* Begin DATA SUPPLIED *
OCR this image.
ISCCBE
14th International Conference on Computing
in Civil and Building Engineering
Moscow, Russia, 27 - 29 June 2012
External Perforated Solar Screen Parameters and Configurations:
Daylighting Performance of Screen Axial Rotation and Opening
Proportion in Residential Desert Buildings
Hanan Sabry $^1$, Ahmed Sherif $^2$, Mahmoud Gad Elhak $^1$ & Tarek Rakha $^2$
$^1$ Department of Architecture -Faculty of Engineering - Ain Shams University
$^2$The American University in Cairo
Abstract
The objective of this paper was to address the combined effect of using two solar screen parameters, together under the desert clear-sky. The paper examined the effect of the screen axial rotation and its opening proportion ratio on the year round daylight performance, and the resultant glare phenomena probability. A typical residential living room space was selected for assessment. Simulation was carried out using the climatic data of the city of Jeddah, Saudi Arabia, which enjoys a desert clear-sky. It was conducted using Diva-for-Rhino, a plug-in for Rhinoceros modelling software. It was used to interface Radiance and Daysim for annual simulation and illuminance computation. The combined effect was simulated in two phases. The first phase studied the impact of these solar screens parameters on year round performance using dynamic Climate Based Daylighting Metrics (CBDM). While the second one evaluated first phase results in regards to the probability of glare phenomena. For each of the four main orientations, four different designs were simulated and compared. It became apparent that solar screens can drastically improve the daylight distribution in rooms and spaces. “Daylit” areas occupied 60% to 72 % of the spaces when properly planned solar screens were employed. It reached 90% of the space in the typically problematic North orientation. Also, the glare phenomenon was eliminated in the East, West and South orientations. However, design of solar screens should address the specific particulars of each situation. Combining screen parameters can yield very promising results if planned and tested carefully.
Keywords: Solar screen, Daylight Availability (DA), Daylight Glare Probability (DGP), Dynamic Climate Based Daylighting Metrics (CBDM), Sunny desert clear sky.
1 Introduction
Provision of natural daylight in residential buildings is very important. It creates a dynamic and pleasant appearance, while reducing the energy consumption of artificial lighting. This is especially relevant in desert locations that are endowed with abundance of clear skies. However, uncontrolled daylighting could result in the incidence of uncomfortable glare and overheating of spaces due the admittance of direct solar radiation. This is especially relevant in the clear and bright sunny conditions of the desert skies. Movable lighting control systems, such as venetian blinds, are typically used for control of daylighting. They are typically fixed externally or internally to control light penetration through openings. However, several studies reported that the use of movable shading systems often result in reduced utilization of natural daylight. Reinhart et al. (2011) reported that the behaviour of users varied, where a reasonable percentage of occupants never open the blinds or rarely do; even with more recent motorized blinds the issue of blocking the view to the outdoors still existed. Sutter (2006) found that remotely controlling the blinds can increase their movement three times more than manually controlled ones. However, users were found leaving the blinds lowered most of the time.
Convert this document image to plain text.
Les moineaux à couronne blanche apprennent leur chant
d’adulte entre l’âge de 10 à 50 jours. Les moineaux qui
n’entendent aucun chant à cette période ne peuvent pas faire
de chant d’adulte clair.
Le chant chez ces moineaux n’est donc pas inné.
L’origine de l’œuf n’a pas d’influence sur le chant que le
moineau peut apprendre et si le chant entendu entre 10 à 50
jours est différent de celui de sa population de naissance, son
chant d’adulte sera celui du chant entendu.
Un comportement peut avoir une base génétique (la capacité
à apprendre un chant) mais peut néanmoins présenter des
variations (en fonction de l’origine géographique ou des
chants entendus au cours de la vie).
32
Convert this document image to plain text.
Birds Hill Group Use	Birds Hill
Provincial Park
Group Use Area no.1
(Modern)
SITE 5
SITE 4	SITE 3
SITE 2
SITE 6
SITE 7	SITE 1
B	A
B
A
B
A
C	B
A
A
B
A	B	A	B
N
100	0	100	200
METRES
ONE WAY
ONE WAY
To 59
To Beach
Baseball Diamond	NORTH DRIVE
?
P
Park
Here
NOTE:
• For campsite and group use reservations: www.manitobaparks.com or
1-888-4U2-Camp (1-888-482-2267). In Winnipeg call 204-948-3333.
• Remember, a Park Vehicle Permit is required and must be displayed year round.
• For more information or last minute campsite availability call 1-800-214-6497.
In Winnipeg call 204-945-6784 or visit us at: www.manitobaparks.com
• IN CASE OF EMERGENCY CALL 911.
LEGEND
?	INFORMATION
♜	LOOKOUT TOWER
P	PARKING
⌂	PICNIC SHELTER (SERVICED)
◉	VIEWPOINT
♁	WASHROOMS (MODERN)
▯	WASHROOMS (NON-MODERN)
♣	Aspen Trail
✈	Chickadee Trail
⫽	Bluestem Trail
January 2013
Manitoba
* End DATA SUPPLIED *
▶ WORK REQUIRED
Locate all lines in the listing above with the word "Climate". Copy them.

▶ FULL OUTPUT
The objective of this paper was to address the combined effect of using two solar screen parameters, together under the desert clear-sky. The paper examined the effect of the screen axial rotation and its opening proportion ratio on the year round daylight performance, and the resultant glare phenomena probability. A typical residential living room space was selected for assessment. Simulation was carried out using the climatic data of the city of Jeddah, Saudi Arabia, which enjoys a desert clear-sky. It was conducted using Diva-for-Rhino, a plug-in for Rhinoceros modelling software. It was used to interface Radiance and Daysim for annual simulation and illuminance computation. The combined effect was simulated in two phases. The first phase studied the impact of these solar screens parameters on year round performance using dynamic Climate Based Daylighting Metrics (CBDM). While the second one evaluated first phase results in regards to the probability of glare phenomena. For each of the four main orientations, four different designs were simulated and compared. It became apparent that solar screens can drastically improve the daylight distribution in rooms and spaces. “Daylit” areas occupied 60% to 72 % of the spaces when properly planned solar screens were employed. It reached 90% of the space in the typically problematic North orientation. Also, the glare phenomenon was eliminated in the East, West and South orientations. However, design of solar screens should address the specific particulars of each situation. Combining screen parameters can yield very promising results if planned and tested carefully.
Keywords: Solar screen, Daylight Availability (DA), Daylight Glare Probability (DGP), Dynamic Climate Based Daylighting Metrics (CBDM), Sunny desert clear sky.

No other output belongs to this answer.